(EXCERPTED DATA Opens)

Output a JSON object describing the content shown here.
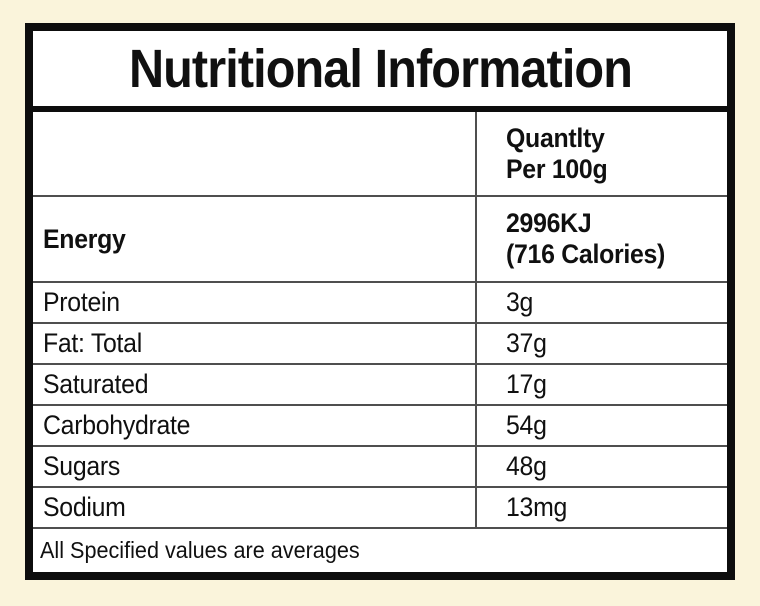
{
  "page": {
    "background_color": "#faf4db",
    "border_color": "#0d0d0d"
  },
  "label": {
    "title": "Nutritional Information",
    "header": {
      "quantity_line1": "Quantlty",
      "quantity_line2": "Per 100g"
    },
    "energy": {
      "name": "Energy",
      "value_line1": "2996KJ",
      "value_line2": "(716 Calories)"
    },
    "rows": [
      {
        "name": "Protein",
        "value": "3g"
      },
      {
        "name": "Fat: Total",
        "value": "37g"
      },
      {
        "name": "Saturated",
        "value": "17g"
      },
      {
        "name": "Carbohydrate",
        "value": "54g"
      },
      {
        "name": "Sugars",
        "value": "48g"
      },
      {
        "name": "Sodium",
        "value": "13mg"
      }
    ],
    "footnote": "All Specified values are averages"
  }
}
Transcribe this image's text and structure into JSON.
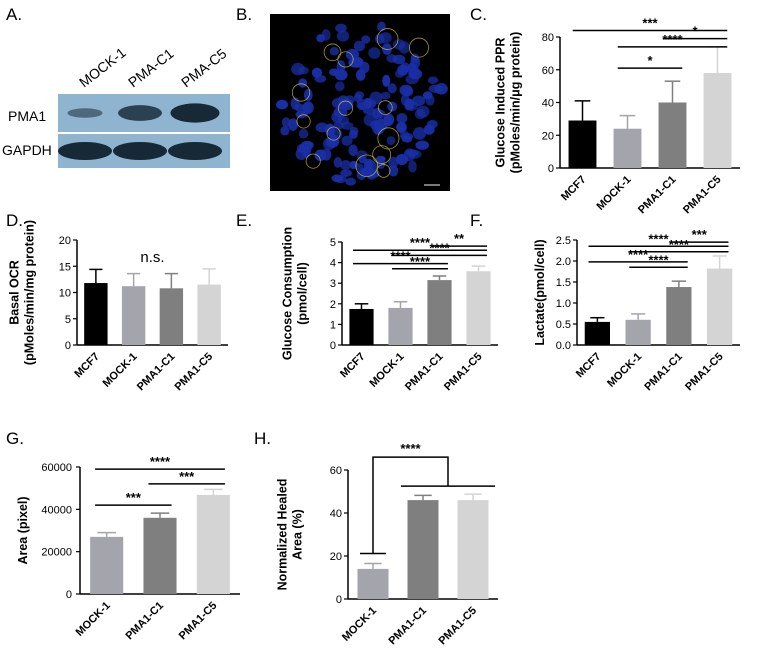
{
  "panels": {
    "A": "A.",
    "B": "B.",
    "C": "C.",
    "D": "D.",
    "E": "E.",
    "F": "F.",
    "G": "G.",
    "H": "H."
  },
  "western_blot": {
    "lanes": [
      "MOCK-1",
      "PMA-C1",
      "PMA-C5"
    ],
    "rows": [
      "PMA1",
      "GAPDH"
    ],
    "band_intensity": {
      "PMA1": [
        0.25,
        0.7,
        0.95
      ],
      "GAPDH": [
        0.95,
        0.95,
        0.95
      ]
    },
    "colors": {
      "blot_bg": "#8fb4cf",
      "band": "#0d1c2a"
    }
  },
  "microscopy": {
    "colors": {
      "background": "#000000",
      "nuclei": "#1a2fa8",
      "membrane": "#e6d24a"
    }
  },
  "colors": {
    "MCF7": "#000000",
    "MOCK-1": "#a4a4ac",
    "PMA1-C1": "#7f7f7f",
    "PMA1-C5": "#d4d4d4"
  },
  "chart_data": [
    {
      "id": "C",
      "type": "bar",
      "ylabel_lines": [
        "Glucose Induced PPR",
        "(pMoles/min/μg protein)"
      ],
      "categories": [
        "MCF7",
        "MOCK-1",
        "PMA1-C1",
        "PMA1-C5"
      ],
      "values": [
        29,
        24,
        40,
        58
      ],
      "errors": [
        12,
        8,
        13,
        16
      ],
      "ylim": [
        0,
        80
      ],
      "yticks": [
        0,
        20,
        40,
        60,
        80
      ],
      "significance": [
        {
          "from": 0,
          "to": 3,
          "label": "***",
          "y": 84
        },
        {
          "from": 2,
          "to": 3,
          "label": "*",
          "y": 79
        },
        {
          "from": 1,
          "to": 3,
          "label": "****",
          "y": 74
        },
        {
          "from": 1,
          "to": 2,
          "label": "*",
          "y": 61
        }
      ]
    },
    {
      "id": "D",
      "type": "bar",
      "ylabel_lines": [
        "Basal OCR",
        "(pMoles/min/mg protein)"
      ],
      "categories": [
        "MCF7",
        "MOCK-1",
        "PMA1-C1",
        "PMA1-C5"
      ],
      "values": [
        11.8,
        11.2,
        10.8,
        11.5
      ],
      "errors": [
        2.6,
        2.4,
        2.8,
        3.0
      ],
      "ylim": [
        0,
        20
      ],
      "yticks": [
        0,
        5,
        10,
        15,
        20
      ],
      "annotation": "n.s.",
      "significance": []
    },
    {
      "id": "E",
      "type": "bar",
      "ylabel_lines": [
        "Glucose Consumption",
        "(pmol/cell)"
      ],
      "categories": [
        "MCF7",
        "MOCK-1",
        "PMA1-C1",
        "PMA1-C5"
      ],
      "values": [
        1.75,
        1.8,
        3.15,
        3.58
      ],
      "errors": [
        0.25,
        0.3,
        0.2,
        0.25
      ],
      "ylim": [
        0,
        5
      ],
      "yticks": [
        0,
        1,
        2,
        3,
        4,
        5
      ],
      "significance": [
        {
          "from": 2,
          "to": 3,
          "label": "**",
          "y": 4.8
        },
        {
          "from": 0,
          "to": 3,
          "label": "****",
          "y": 4.6
        },
        {
          "from": 1,
          "to": 3,
          "label": "****",
          "y": 4.35
        },
        {
          "from": 0,
          "to": 2,
          "label": "****",
          "y": 3.95
        },
        {
          "from": 1,
          "to": 2,
          "label": "****",
          "y": 3.7
        }
      ]
    },
    {
      "id": "F",
      "type": "bar",
      "ylabel_lines": [
        "Lactate(pmol/cell)"
      ],
      "categories": [
        "MCF7",
        "MOCK-1",
        "PMA1-C1",
        "PMA1-C5"
      ],
      "values": [
        0.55,
        0.6,
        1.38,
        1.82
      ],
      "errors": [
        0.1,
        0.14,
        0.14,
        0.3
      ],
      "ylim": [
        0,
        2.5
      ],
      "yticks": [
        0,
        0.5,
        1.0,
        1.5,
        2.0,
        2.5
      ],
      "ytick_labels": [
        "0.0",
        "0.5",
        "1.0",
        "1.5",
        "2.0",
        "2.5"
      ],
      "significance": [
        {
          "from": 2,
          "to": 3,
          "label": "***",
          "y": 2.45
        },
        {
          "from": 0,
          "to": 3,
          "label": "****",
          "y": 2.35
        },
        {
          "from": 1,
          "to": 3,
          "label": "****",
          "y": 2.22
        },
        {
          "from": 0,
          "to": 2,
          "label": "****",
          "y": 1.98
        },
        {
          "from": 1,
          "to": 2,
          "label": "****",
          "y": 1.85
        }
      ]
    },
    {
      "id": "G",
      "type": "bar",
      "ylabel_lines": [
        "Area  (pixel)"
      ],
      "categories": [
        "MOCK-1",
        "PMA1-C1",
        "PMA1-C5"
      ],
      "values": [
        27000,
        36000,
        46800
      ],
      "errors": [
        2000,
        2200,
        2600
      ],
      "ylim": [
        0,
        60000
      ],
      "yticks": [
        0,
        20000,
        40000,
        60000
      ],
      "significance": [
        {
          "from": 0,
          "to": 2,
          "label": "****",
          "y": 59000
        },
        {
          "from": 1,
          "to": 2,
          "label": "***",
          "y": 52000
        },
        {
          "from": 0,
          "to": 1,
          "label": "***",
          "y": 42000
        }
      ]
    },
    {
      "id": "H",
      "type": "bar",
      "ylabel_lines": [
        "Normalized Healed",
        "Area (%)"
      ],
      "categories": [
        "MOCK-1",
        "PMA1-C1",
        "PMA1-C5"
      ],
      "values": [
        14,
        46,
        46
      ],
      "errors": [
        2.5,
        2.2,
        2.8
      ],
      "ylim": [
        0,
        60
      ],
      "yticks": [
        0,
        20,
        40,
        60
      ],
      "significance": [
        {
          "type": "bracket",
          "from": 0,
          "to": [
            1,
            2
          ],
          "label": "****",
          "y": 66
        }
      ]
    }
  ]
}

(EXCERPTED DATA Closes)

__WORK INSTRUCTIONS__: Transcribe the data exactly and leave no picture in the copy.

__WRITTEN ANSWER__:
Output a JSON object describing the content shown here.
{
  "page": {
    "background_color": "#faf4db",
    "border_color": "#0d0d0d"
  },
  "label": {
    "title": "Nutritional Information",
    "header": {
      "quantity_line1": "Quantlty",
      "quantity_line2": "Per 100g"
    },
    "energy": {
      "name": "Energy",
      "value_line1": "2996KJ",
      "value_line2": "(716 Calories)"
    },
    "rows": [
      {
        "name": "Protein",
        "value": "3g"
      },
      {
        "name": "Fat: Total",
        "value": "37g"
      },
      {
        "name": "Saturated",
        "value": "17g"
      },
      {
        "name": "Carbohydrate",
        "value": "54g"
      },
      {
        "name": "Sugars",
        "value": "48g"
      },
      {
        "name": "Sodium",
        "value": "13mg"
      }
    ],
    "footnote": "All Specified values are averages"
  }
}
Transcribe this image's text and structure into JSON.
{
  "panels": {
    "A": "A.",
    "B": "B.",
    "C": "C.",
    "D": "D.",
    "E": "E.",
    "F": "F.",
    "G": "G.",
    "H": "H."
  },
  "western_blot": {
    "lanes": [
      "MOCK-1",
      "PMA-C1",
      "PMA-C5"
    ],
    "rows": [
      "PMA1",
      "GAPDH"
    ],
    "band_intensity": {
      "PMA1": [
        0.25,
        0.7,
        0.95
      ],
      "GAPDH": [
        0.95,
        0.95,
        0.95
      ]
    },
    "colors": {
      "blot_bg": "#8fb4cf",
      "band": "#0d1c2a"
    }
  },
  "microscopy": {
    "colors": {
      "background": "#000000",
      "nuclei": "#1a2fa8",
      "membrane": "#e6d24a"
    }
  },
  "colors": {
    "MCF7": "#000000",
    "MOCK-1": "#a4a4ac",
    "PMA1-C1": "#7f7f7f",
    "PMA1-C5": "#d4d4d4"
  },
  "chart_data": [
    {
      "id": "C",
      "type": "bar",
      "ylabel_lines": [
        "Glucose Induced PPR",
        "(pMoles/min/μg protein)"
      ],
      "categories": [
        "MCF7",
        "MOCK-1",
        "PMA1-C1",
        "PMA1-C5"
      ],
      "values": [
        29,
        24,
        40,
        58
      ],
      "errors": [
        12,
        8,
        13,
        16
      ],
      "ylim": [
        0,
        80
      ],
      "yticks": [
        0,
        20,
        40,
        60,
        80
      ],
      "significance": [
        {
          "from": 0,
          "to": 3,
          "label": "***",
          "y": 84
        },
        {
          "from": 2,
          "to": 3,
          "label": "*",
          "y": 79
        },
        {
          "from": 1,
          "to": 3,
          "label": "****",
          "y": 74
        },
        {
          "from": 1,
          "to": 2,
          "label": "*",
          "y": 61
        }
      ]
    },
    {
      "id": "D",
      "type": "bar",
      "ylabel_lines": [
        "Basal OCR",
        "(pMoles/min/mg protein)"
      ],
      "categories": [
        "MCF7",
        "MOCK-1",
        "PMA1-C1",
        "PMA1-C5"
      ],
      "values": [
        11.8,
        11.2,
        10.8,
        11.5
      ],
      "errors": [
        2.6,
        2.4,
        2.8,
        3.0
      ],
      "ylim": [
        0,
        20
      ],
      "yticks": [
        0,
        5,
        10,
        15,
        20
      ],
      "annotation": "n.s.",
      "significance": []
    },
    {
      "id": "E",
      "type": "bar",
      "ylabel_lines": [
        "Glucose Consumption",
        "(pmol/cell)"
      ],
      "categories": [
        "MCF7",
        "MOCK-1",
        "PMA1-C1",
        "PMA1-C5"
      ],
      "values": [
        1.75,
        1.8,
        3.15,
        3.58
      ],
      "errors": [
        0.25,
        0.3,
        0.2,
        0.25
      ],
      "ylim": [
        0,
        5
      ],
      "yticks": [
        0,
        1,
        2,
        3,
        4,
        5
      ],
      "significance": [
        {
          "from": 2,
          "to": 3,
          "label": "**",
          "y": 4.8
        },
        {
          "from": 0,
          "to": 3,
          "label": "****",
          "y": 4.6
        },
        {
          "from": 1,
          "to": 3,
          "label": "****",
          "y": 4.35
        },
        {
          "from": 0,
          "to": 2,
          "label": "****",
          "y": 3.95
        },
        {
          "from": 1,
          "to": 2,
          "label": "****",
          "y": 3.7
        }
      ]
    },
    {
      "id": "F",
      "type": "bar",
      "ylabel_lines": [
        "Lactate(pmol/cell)"
      ],
      "categories": [
        "MCF7",
        "MOCK-1",
        "PMA1-C1",
        "PMA1-C5"
      ],
      "values": [
        0.55,
        0.6,
        1.38,
        1.82
      ],
      "errors": [
        0.1,
        0.14,
        0.14,
        0.3
      ],
      "ylim": [
        0,
        2.5
      ],
      "yticks": [
        0,
        0.5,
        1.0,
        1.5,
        2.0,
        2.5
      ],
      "ytick_labels": [
        "0.0",
        "0.5",
        "1.0",
        "1.5",
        "2.0",
        "2.5"
      ],
      "significance": [
        {
          "from": 2,
          "to": 3,
          "label": "***",
          "y": 2.45
        },
        {
          "from": 0,
          "to": 3,
          "label": "****",
          "y": 2.35
        },
        {
          "from": 1,
          "to": 3,
          "label": "****",
          "y": 2.22
        },
        {
          "from": 0,
          "to": 2,
          "label": "****",
          "y": 1.98
        },
        {
          "from": 1,
          "to": 2,
          "label": "****",
          "y": 1.85
        }
      ]
    },
    {
      "id": "G",
      "type": "bar",
      "ylabel_lines": [
        "Area  (pixel)"
      ],
      "categories": [
        "MOCK-1",
        "PMA1-C1",
        "PMA1-C5"
      ],
      "values": [
        27000,
        36000,
        46800
      ],
      "errors": [
        2000,
        2200,
        2600
      ],
      "ylim": [
        0,
        60000
      ],
      "yticks": [
        0,
        20000,
        40000,
        60000
      ],
      "significance": [
        {
          "from": 0,
          "to": 2,
          "label": "****",
          "y": 59000
        },
        {
          "from": 1,
          "to": 2,
          "label": "***",
          "y": 52000
        },
        {
          "from": 0,
          "to": 1,
          "label": "***",
          "y": 42000
        }
      ]
    },
    {
      "id": "H",
      "type": "bar",
      "ylabel_lines": [
        "Normalized Healed",
        "Area (%)"
      ],
      "categories": [
        "MOCK-1",
        "PMA1-C1",
        "PMA1-C5"
      ],
      "values": [
        14,
        46,
        46
      ],
      "errors": [
        2.5,
        2.2,
        2.8
      ],
      "ylim": [
        0,
        60
      ],
      "yticks": [
        0,
        20,
        40,
        60
      ],
      "significance": [
        {
          "type": "bracket",
          "from": 0,
          "to": [
            1,
            2
          ],
          "label": "****",
          "y": 66
        }
      ]
    }
  ]
}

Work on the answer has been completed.